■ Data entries
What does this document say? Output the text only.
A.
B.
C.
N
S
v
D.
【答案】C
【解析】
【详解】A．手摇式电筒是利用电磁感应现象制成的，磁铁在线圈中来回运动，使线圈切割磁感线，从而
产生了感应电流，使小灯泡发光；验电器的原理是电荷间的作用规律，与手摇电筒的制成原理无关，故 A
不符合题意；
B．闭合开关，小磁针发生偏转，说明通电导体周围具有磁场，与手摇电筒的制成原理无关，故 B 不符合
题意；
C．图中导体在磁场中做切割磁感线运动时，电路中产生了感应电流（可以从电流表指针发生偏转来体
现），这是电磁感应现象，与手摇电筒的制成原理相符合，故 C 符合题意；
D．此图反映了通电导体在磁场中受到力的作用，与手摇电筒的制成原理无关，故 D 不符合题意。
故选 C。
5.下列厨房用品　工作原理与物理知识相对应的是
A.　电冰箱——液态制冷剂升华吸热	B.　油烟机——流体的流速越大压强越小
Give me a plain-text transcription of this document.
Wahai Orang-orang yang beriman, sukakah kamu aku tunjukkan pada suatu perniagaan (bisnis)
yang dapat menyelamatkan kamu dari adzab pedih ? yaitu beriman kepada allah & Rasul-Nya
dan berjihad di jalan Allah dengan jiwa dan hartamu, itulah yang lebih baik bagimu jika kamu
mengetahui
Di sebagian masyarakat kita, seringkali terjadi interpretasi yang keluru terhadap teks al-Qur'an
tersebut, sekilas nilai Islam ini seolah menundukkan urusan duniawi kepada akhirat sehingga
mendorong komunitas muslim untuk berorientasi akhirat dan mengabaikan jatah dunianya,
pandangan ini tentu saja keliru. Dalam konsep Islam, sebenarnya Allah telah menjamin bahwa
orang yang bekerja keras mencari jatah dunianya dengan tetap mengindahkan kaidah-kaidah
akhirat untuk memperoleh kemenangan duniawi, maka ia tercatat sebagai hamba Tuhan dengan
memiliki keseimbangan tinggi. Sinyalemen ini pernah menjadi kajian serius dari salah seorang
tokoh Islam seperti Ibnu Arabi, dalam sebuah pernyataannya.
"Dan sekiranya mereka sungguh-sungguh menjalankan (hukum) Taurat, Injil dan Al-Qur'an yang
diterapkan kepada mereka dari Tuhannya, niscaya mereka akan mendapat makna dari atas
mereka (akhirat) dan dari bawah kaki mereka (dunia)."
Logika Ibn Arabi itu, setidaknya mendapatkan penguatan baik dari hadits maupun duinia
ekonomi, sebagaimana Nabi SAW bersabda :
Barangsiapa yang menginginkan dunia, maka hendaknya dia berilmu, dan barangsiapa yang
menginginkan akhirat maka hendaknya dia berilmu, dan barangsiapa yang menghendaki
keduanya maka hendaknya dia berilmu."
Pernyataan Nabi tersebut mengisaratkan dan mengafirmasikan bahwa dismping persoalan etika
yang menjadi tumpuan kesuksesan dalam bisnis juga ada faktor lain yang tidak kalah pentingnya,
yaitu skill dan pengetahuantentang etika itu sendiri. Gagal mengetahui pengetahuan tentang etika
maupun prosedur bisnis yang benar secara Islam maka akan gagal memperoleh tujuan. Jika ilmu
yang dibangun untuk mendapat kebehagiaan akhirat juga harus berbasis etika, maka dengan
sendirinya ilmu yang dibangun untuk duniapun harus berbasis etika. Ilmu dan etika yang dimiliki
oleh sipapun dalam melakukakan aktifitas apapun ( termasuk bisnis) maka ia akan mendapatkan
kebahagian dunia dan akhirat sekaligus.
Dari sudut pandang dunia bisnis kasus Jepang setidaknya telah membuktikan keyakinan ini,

■ What is being asked
In the entries above, find each line with the word "mengetahui" and show it.

■ Problem solution
mengetahui
yaitu skill dan pengetahuantentang etika itu sendiri. Gagal mengetahui pengetahuan tentang etika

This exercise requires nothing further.